What is required: Scan the material that follows. Copy every line containing the word "консерватории".

Exercise inputs:
□ □ □

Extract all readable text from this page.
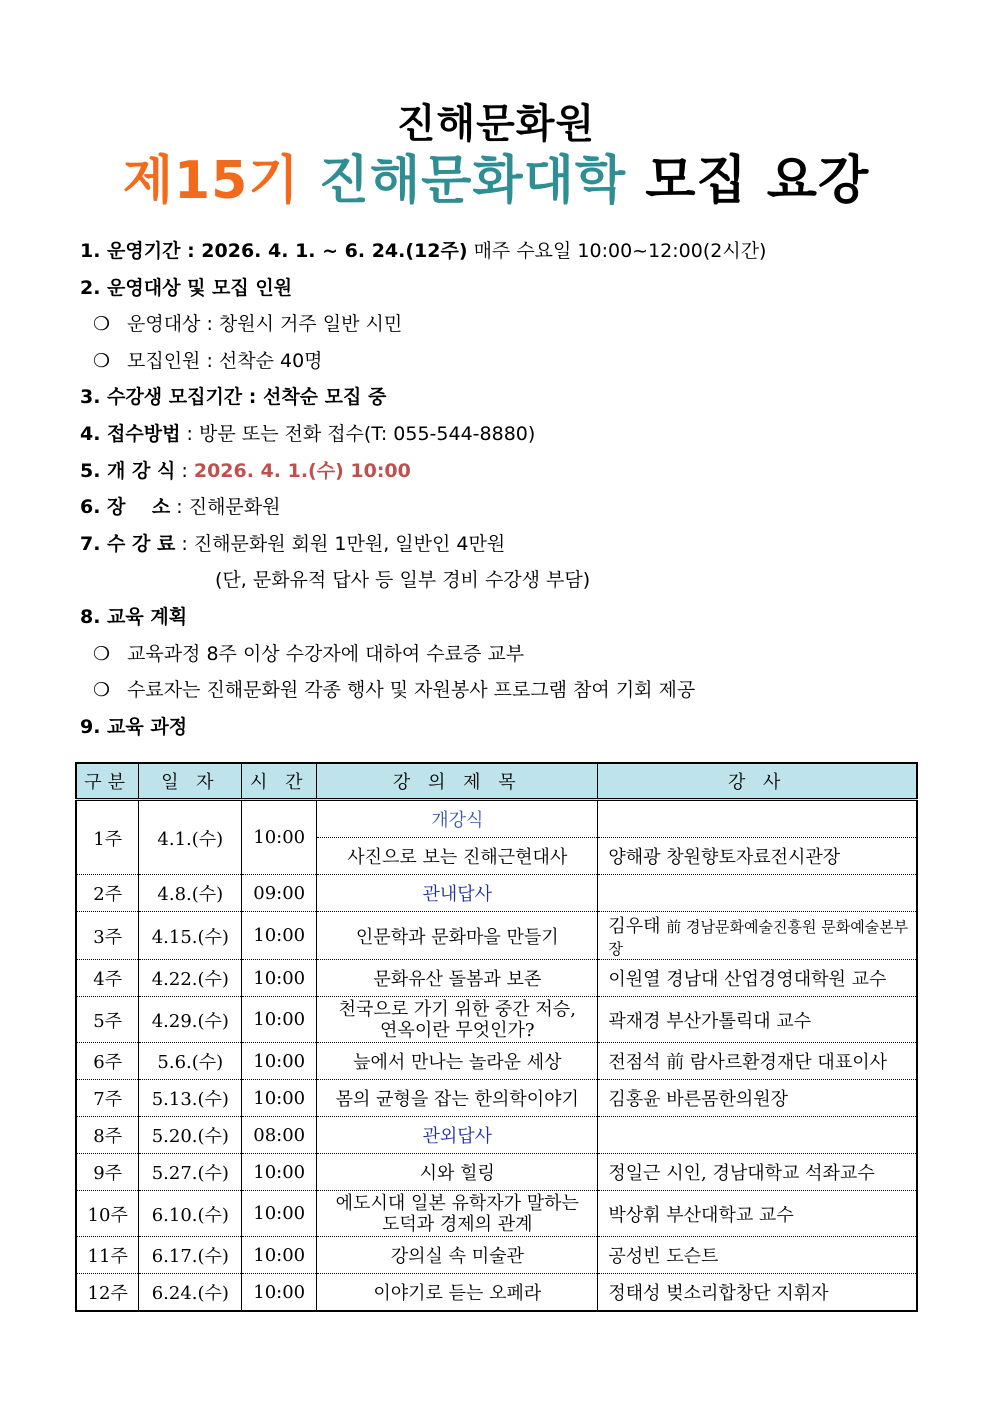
진해문화원
제15기 진해문화대학 모집 요강
1. 운영기간 : 2026. 4. 1. ~ 6. 24.(12주) 매주 수요일 10:00~12:00(2시간)
2. 운영대상 및 모집 인원
❍ 운영대상 : 창원시 거주 일반 시민
❍ 모집인원 : 선착순 40명
3. 수강생 모집기간 : 선착순 모집 중
4. 접수방법 : 방문 또는 전화 접수(T: 055-544-8880)
5. 개 강 식 : 2026. 4. 1.(수) 10:00
6. 장    소 : 진해문화원
7. 수 강 료 : 진해문화원 회원 1만원, 일반인 4만원
(단, 문화유적 답사 등 일부 경비 수강생 부담)
8. 교육 계획
❍ 교육과정 8주 이상 수강자에 대하여 수료증 교부
❍ 수료자는 진해문화원 각종 행사 및 자원봉사 프로그램 참여 기회 제공
9. 교육 과정
구분	일 자	시 간	강 의 제 목	강 사
1주	4.1.(수)	10:00	개강식	
			사진으로 보는 진해근현대사	양해광 창원향토자료전시관장
2주	4.8.(수)	09:00	관내답사	
3주	4.15.(수)	10:00	인문학과 문화마을 만들기	김우태 前 경남문화예술진흥원 문화예술본부장
4주	4.22.(수)	10:00	문화유산 돌봄과 보존	이원열 경남대 산업경영대학원 교수
5주	4.29.(수)	10:00	천국으로 가기 위한 중간 저승,
연옥이란 무엇인가?	곽재경 부산가톨릭대 교수
6주	5.6.(수)	10:00	늪에서 만나는 놀라운 세상	전점석 前 람사르환경재단 대표이사
7주	5.13.(수)	10:00	몸의 균형을 잡는 한의학이야기	김홍윤 바른몸한의원장
8주	5.20.(수)	08:00	관외답사	
9주	5.27.(수)	10:00	시와 힐링	정일근 시인, 경남대학교 석좌교수
10주	6.10.(수)	10:00	에도시대 일본 유학자가 말하는
도덕과 경제의 관계	박상휘 부산대학교 교수
11주	6.17.(수)	10:00	강의실 속 미술관	공성빈 도슨트
12주	6.24.(수)	10:00	이야기로 듣는 오페라	정태성 벚소리합창단 지휘자
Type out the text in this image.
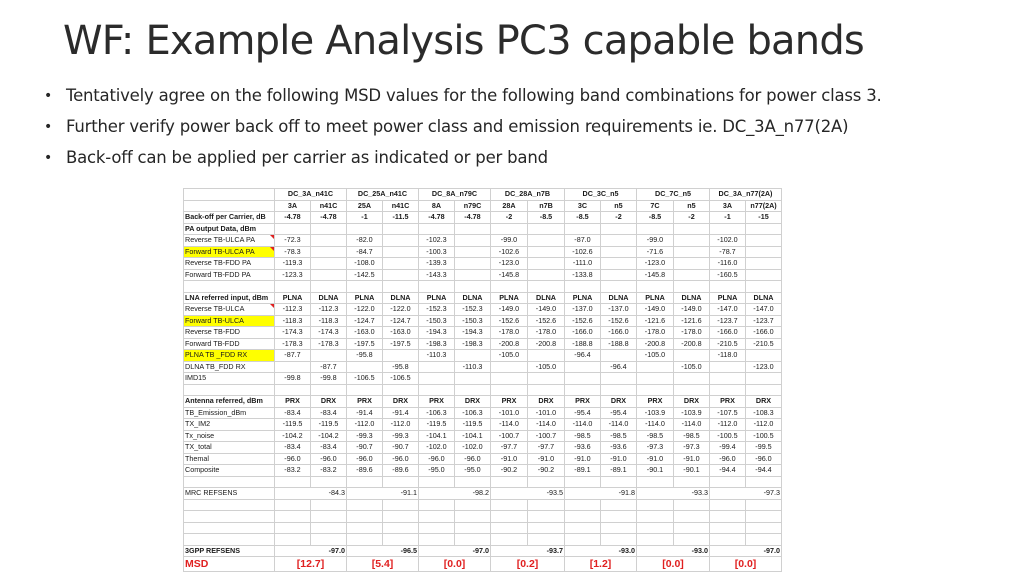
WF: Example Analysis PC3 capable bands
• Tentatively agree on the following MSD values for the following band combinations for power class 3.
• Further verify power back off to meet power class and emission requirements ie. DC_3A_n77(2A)
• Back-off can be applied per carrier as indicated or per band
	DC_3A_n41C		DC_25A_n41C		DC_8A_n79C		DC_28A_n7B		DC_3C_n5		DC_7C_n5		DC_3A_n77(2A)	
	3A	n41C	25A	n41C	8A	n79C	28A	n7B	3C	n5	7C	n5	3A	n77(2A)
Back-off per Carrier, dB	-4.78	-4.78	-1	-11.5	-4.78	-4.78	-2	-8.5	-8.5	-2	-8.5	-2	-1	-15
PA output Data, dBm														
Reverse TB-ULCA PA	-72.3		-82.0		-102.3		-99.0		-87.0		-99.0		-102.0	
Forward TB-ULCA PA	-78.3		-84.7		-100.3		-102.6		-102.6		-71.6		-78.7	
Reverse TB-FDD PA	-119.3		-108.0		-139.3		-123.0		-111.0		-123.0		-116.0	
Forward TB-FDD PA	-123.3		-142.5		-143.3		-145.8		-133.8		-145.8		-160.5	

LNA referred input, dBm	PLNA	DLNA	PLNA	DLNA	PLNA	DLNA	PLNA	DLNA	PLNA	DLNA	PLNA	DLNA	PLNA	DLNA
Reverse TB-ULCA	-112.3	-112.3	-122.0	-122.0	-152.3	-152.3	-149.0	-149.0	-137.0	-137.0	-149.0	-149.0	-147.0	-147.0
Forward TB-ULCA	-118.3	-118.3	-124.7	-124.7	-150.3	-150.3	-152.6	-152.6	-152.6	-152.6	-121.6	-121.6	-123.7	-123.7
Reverse TB-FDD	-174.3	-174.3	-163.0	-163.0	-194.3	-194.3	-178.0	-178.0	-166.0	-166.0	-178.0	-178.0	-166.0	-166.0
Forward TB-FDD	-178.3	-178.3	-197.5	-197.5	-198.3	-198.3	-200.8	-200.8	-188.8	-188.8	-200.8	-200.8	-210.5	-210.5
PLNA TB _FDD RX	-87.7		-95.8		-110.3		-105.0		-96.4		-105.0		-118.0	
DLNA TB_FDD RX		-87.7		-95.8		-110.3		-105.0		-96.4		-105.0		-123.0
IMD15	-99.8	-99.8	-106.5	-106.5										

Antenna referred, dBm	PRX	DRX	PRX	DRX	PRX	DRX	PRX	DRX	PRX	DRX	PRX	DRX	PRX	DRX
TB_Emission_dBm	-83.4	-83.4	-91.4	-91.4	-106.3	-106.3	-101.0	-101.0	-95.4	-95.4	-103.9	-103.9	-107.5	-108.3
TX_IM2	-119.5	-119.5	-112.0	-112.0	-119.5	-119.5	-114.0	-114.0	-114.0	-114.0	-114.0	-114.0	-112.0	-112.0
Tx_noise	-104.2	-104.2	-99.3	-99.3	-104.1	-104.1	-100.7	-100.7	-98.5	-98.5	-98.5	-98.5	-100.5	-100.5
TX_total	-83.4	-83.4	-90.7	-90.7	-102.0	-102.0	-97.7	-97.7	-93.6	-93.6	-97.3	-97.3	-99.4	-99.5
Themal	-96.0	-96.0	-96.0	-96.0	-96.0	-96.0	-91.0	-91.0	-91.0	-91.0	-91.0	-91.0	-96.0	-96.0
Composite	-83.2	-83.2	-89.6	-89.6	-95.0	-95.0	-90.2	-90.2	-89.1	-89.1	-90.1	-90.1	-94.4	-94.4

MRC REFSENS	-84.3		-91.1		-98.2		-93.5		-91.8		-93.3		-97.3	

3GPP REFSENS	-97.0		-96.5		-97.0		-93.7		-93.0		-93.0		-97.0	
MSD	[12.7]		[5.4]		[0.0]		[0.2]		[1.2]		[0.0]		[0.0]	
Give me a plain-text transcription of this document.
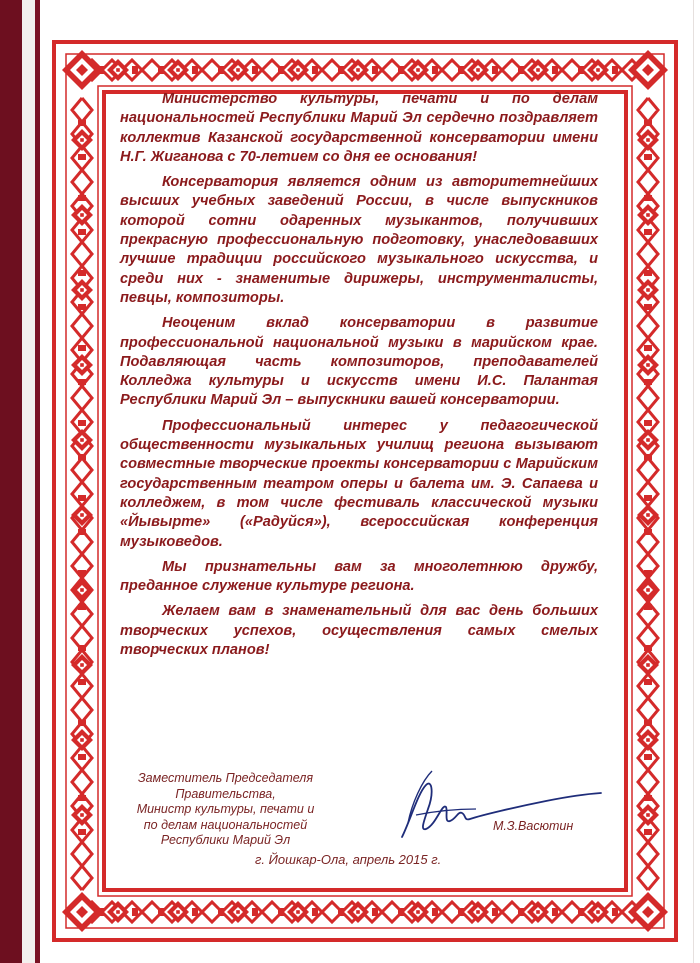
Министерство культуры, печати и по делам национальностей Республики Марий Эл сердечно поздравляет коллектив Казанской государственной консерватории имени Н.Г. Жиганова с 70-летием со дня ее основания!

Консерватория является одним из авторитетнейших высших учебных заведений России, в числе выпускников которой сотни одаренных музыкантов, получивших прекрасную профессиональную подготовку, унаследовавших лучшие традиции российского музыкального искусства, и среди них - знаменитые дирижеры, инструменталисты, певцы, композиторы.

Неоценим вклад консерватории в развитие профессиональной национальной музыки в марийском крае. Подавляющая часть композиторов, преподавателей Колледжа культуры и искусств имени И.С. Палантая Республики Марий Эл – выпускники вашей консерватории.

Профессиональный интерес у педагогической общественности музыкальных училищ региона вызывают совместные творческие проекты консерватории с Марийским государственным театром оперы и балета им. Э. Сапаева и колледжем, в том числе фестиваль классической музыки «Йывырте» («Радуйся»), всероссийская конференция музыковедов.

Мы признательны вам за многолетнюю дружбу, преданное служение культуре региона.

Желаем вам в знаменательный для вас день больших творческих успехов, осуществления самых смелых творческих планов!

Заместитель Председателя Правительства,
Министр культуры, печати и
по делам национальностей
Республики Марий Эл
М.З.Васютин
г. Йошкар-Ола, апрель 2015 г.
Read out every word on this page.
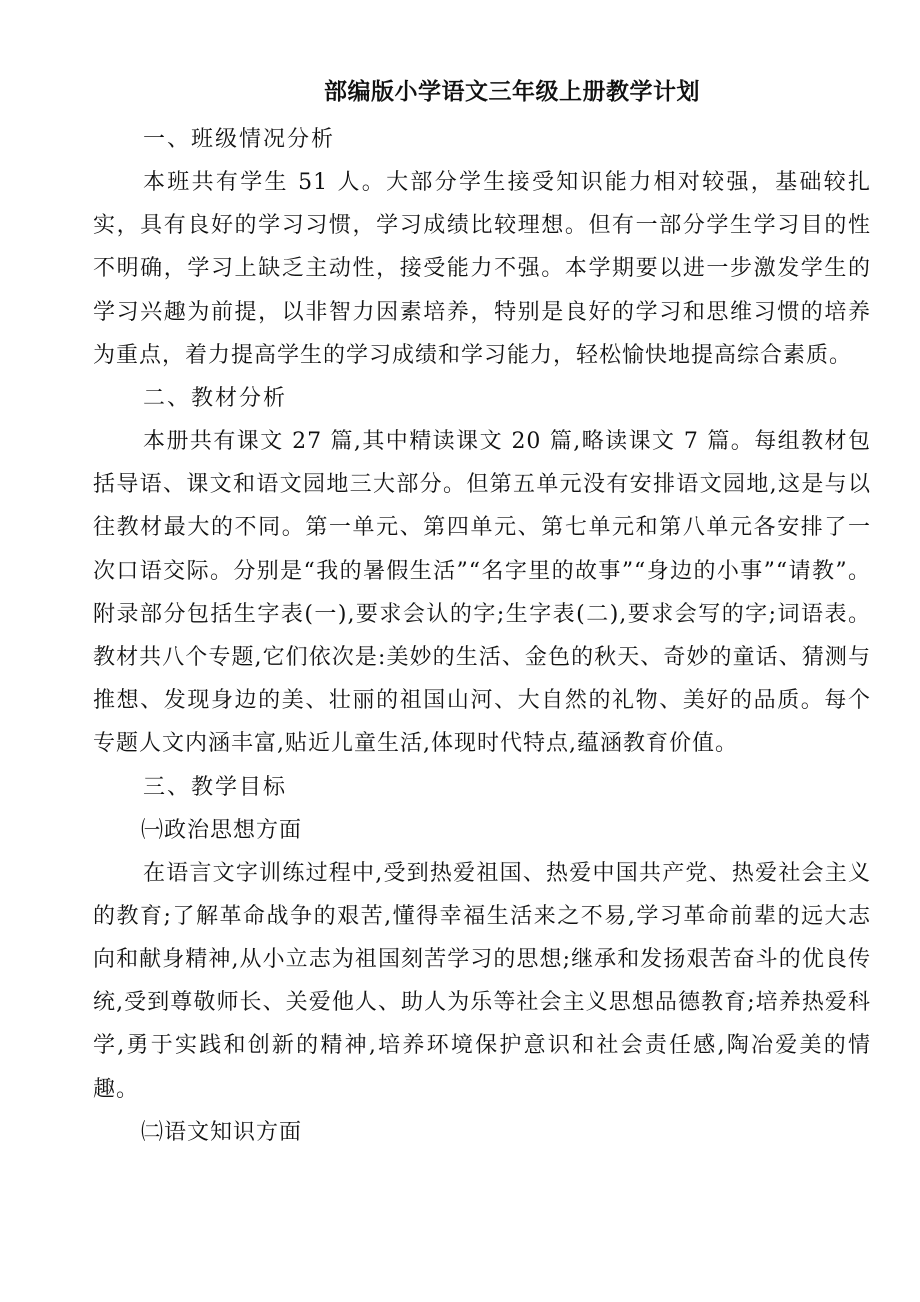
部编版小学语文三年级上册教学计划
一、班级情况分析

本班共有学生 51 人。大部分学生接受知识能力相对较强，基础较扎实，具有良好的学习习惯，学习成绩比较理想。但有一部分学生学习目的性不明确，学习上缺乏主动性，接受能力不强。本学期要以进一步激发学生的学习兴趣为前提，以非智力因素培养，特别是良好的学习和思维习惯的培养为重点，着力提高学生的学习成绩和学习能力，轻松愉快地提高综合素质。

二、教材分析

本册共有课文 27 篇,其中精读课文 20 篇,略读课文 7 篇。每组教材包括导语、课文和语文园地三大部分。但第五单元没有安排语文园地,这是与以往教材最大的不同。第一单元、第四单元、第七单元和第八单元各安排了一次口语交际。分别是“我的暑假生活”“名字里的故事”“身边的小事”“请教”。附录部分包括生字表(一),要求会认的字;生字表(二),要求会写的字;词语表。教材共八个专题,它们依次是:美妙的生活、金色的秋天、奇妙的童话、猜测与推想、发现身边的美、壮丽的祖国山河、大自然的礼物、美好的品质。每个专题人文内涵丰富,贴近儿童生活,体现时代特点,蕴涵教育价值。

三、教学目标
㈠政治思想方面

在语言文字训练过程中,受到热爱祖国、热爱中国共产党、热爱社会主义的教育;了解革命战争的艰苦,懂得幸福生活来之不易,学习革命前辈的远大志向和献身精神,从小立志为祖国刻苦学习的思想;继承和发扬艰苦奋斗的优良传统,受到尊敬师长、关爱他人、助人为乐等社会主义思想品德教育;培养热爱科学,勇于实践和创新的精神,培养环境保护意识和社会责任感,陶冶爱美的情趣。

㈡语文知识方面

□ □ □

Written answer:
Министерство культуры, печати и по делам национальностей Республики Марий Эл сердечно поздравляет коллектив Казанской государственной консерватории имени Н.Г. Жиганова с 70-летием со дня ее основания!
Неоценим вклад консерватории в развитие профессиональной национальной музыки в марийском крае. Подавляющая часть композиторов, преподавателей Колледжа культуры и искусств имени И.С. Палантая Республики Марий Эл – выпускники вашей консерватории.
Профессиональный интерес у педагогической общественности музыкальных училищ региона вызывают совместные творческие проекты консерватории с Марийским государственным театром оперы и балета им. Э. Сапаева и колледжем, в том числе фестиваль классической музыки «Йывырте» («Радуйся»), всероссийская конференция музыковедов.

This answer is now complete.